To do:
**a)** Answer these from the excerpt on instruction prefetch control:
(i) How many independent pipes does the instruction control unit 12 use for instruction prefetch control, and what are they called?
(ii) Where does the L1 cache unit 13 send a request when a cache hit does not occur?
(iii) Which two cycles cannot be operated at the same time?
**b)** Translate this sentence from the excerpt on instruction prefetch control into Spanish: "If a cache hit does not occur, the L1 cache unit 13 outputs a request to the L2 cache unit 14."
**c)** Pick up the excerpt on instruction prefetch control after its last sentence and write the next paragraph in the same style.

Source excerpt:
------------------------------------------------------------

In the following, the instruction prefetch control executed by the instruction control unit 12 will be described. When the above-described instruction fetch control is stopped due to either one of the condition 1 or the condition 2, the instruction control unit 12 performs an instruction prefetch control with respect to a preceding address that is possibly needed. Furthermore, in a similar manner as in the instruction fetch control performed by the instruction control unit 12, it is possible to perform the instruction prefetch control with respect to a plurality of addresses while performing branch prediction. For example, the IFCTL 12c determines the condition 1. The condition 2 is notified from the L1 cache unit 13 to the IFCTL 12c it before the condition is satisfied (after output of a signal indicating that the L1 cache unit 13 performs a cache miss).

The L1 cache unit 13 searches for a cache with respect to the instruction prefetch address specified by the instruction control unit 12. If a cache hit does not occur, the L1 cache unit 13 outputs a request to the L2 cache unit 14. Regardless of whether a cache hit occurs, the L1 cache unit 13 does not need to send (respond), to the instruction control unit 12, instruction data with respect to the requested instruction prefetch request.

Thereafter, the instruction control unit 12 performs an instruction prefetch control using four independent pipes (PA, PT, PM, and PB) that are other than the above-described instruction fetch pipes having six cycles. Unlike the instruction fetch pipes, because the instruction control unit 12 cannot operate the PA, PT, and PM cycles when another PA, PT, and PM cycles are operated, the instruction control unit 12 performs a pipe control like that illustrated in FIG. 3. FIG. 3 is a schematic diagram illustrating an example of an instruction prefetch pipe control.

Furthermore, if the instruction fetch pipe and the instruction prefetch pipe are simultaneously operated, the instruction control unit 12 cannot operate the PA, PT, and PM cycles when the IA, IT, and IM cycle are operated. Still furthermore, the IA and PA cycles cannot be operated at the same time. However, in the PT, PM, and PB cycles, a new instruction fetch pipe can be operated. Accordingly, if the instruction fetch pipe and the instruction prefetch pipe are simultaneously operated, the instruction control unit 12 performs a pipe control like that illustrated in FIG. 4. FIG. 4 is a schematic diagram illustrating an example of the pipe control relation between an instruction fetch pipe and an instruction prefetch pipe.

------------------------------------------------------------

Data excerpt:
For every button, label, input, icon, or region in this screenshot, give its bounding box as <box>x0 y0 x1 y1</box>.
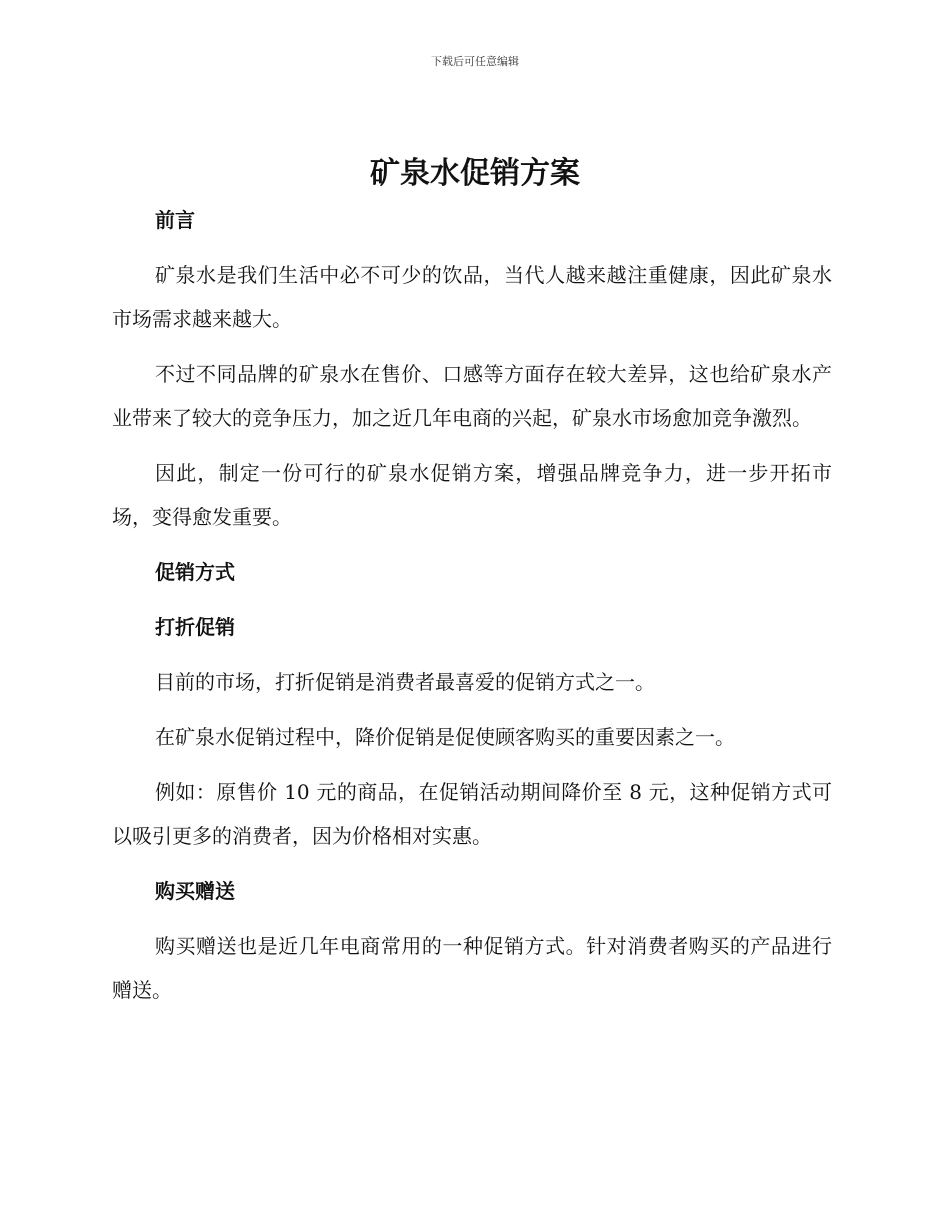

------------------------------------------------------------

Answer list:
**a)**
(i) Four: PA, PT, PM, and PB.
(ii) To the L2 cache unit 14.
(iii) The IA and PA cycles.

**b)** Si no se produce un acierto de caché, la unidad de caché L1 13 envía una solicitud a la unidad de caché L2 14.

**c)**
The instruction control unit 12 sends an instruction prefetch request to the L1 cache unit 13 in the PA cycle, provided that branch prediction is performed and a branch destination address is supplied (condition 3). Furthermore, the instruction control unit 12 can send an instruction prefetch request to the L1 cache unit 13, provided that an instruction prefetch address indicates a line address boundary of the L1 cache (condition 4). Accordingly, the instruction control unit 12 cannot always send an instruction prefetch request just because the operation is performed in the PA cycle.

In the following, a method of creating instruction prefetch addresses will be described. The instruction prefetch addresses are created in the IFEAG 12b in the instruction control unit 12. The instruction prefetch address is the subsequent address following after an instruction fetch address that is stopped. The IFEAG 12b holds instruction fetch addresses that are output from the IBRs 0 to 5 until the instruction fetch addresses are reset in the respective IBRs. Furthermore, the IFEAG 12b creates and holds an address to be subsequently subjected to an instruction fetch. The IFEAG 12b also holds branch destination addresses subjected to branch prediction performed by the branch prediction mechanism 11.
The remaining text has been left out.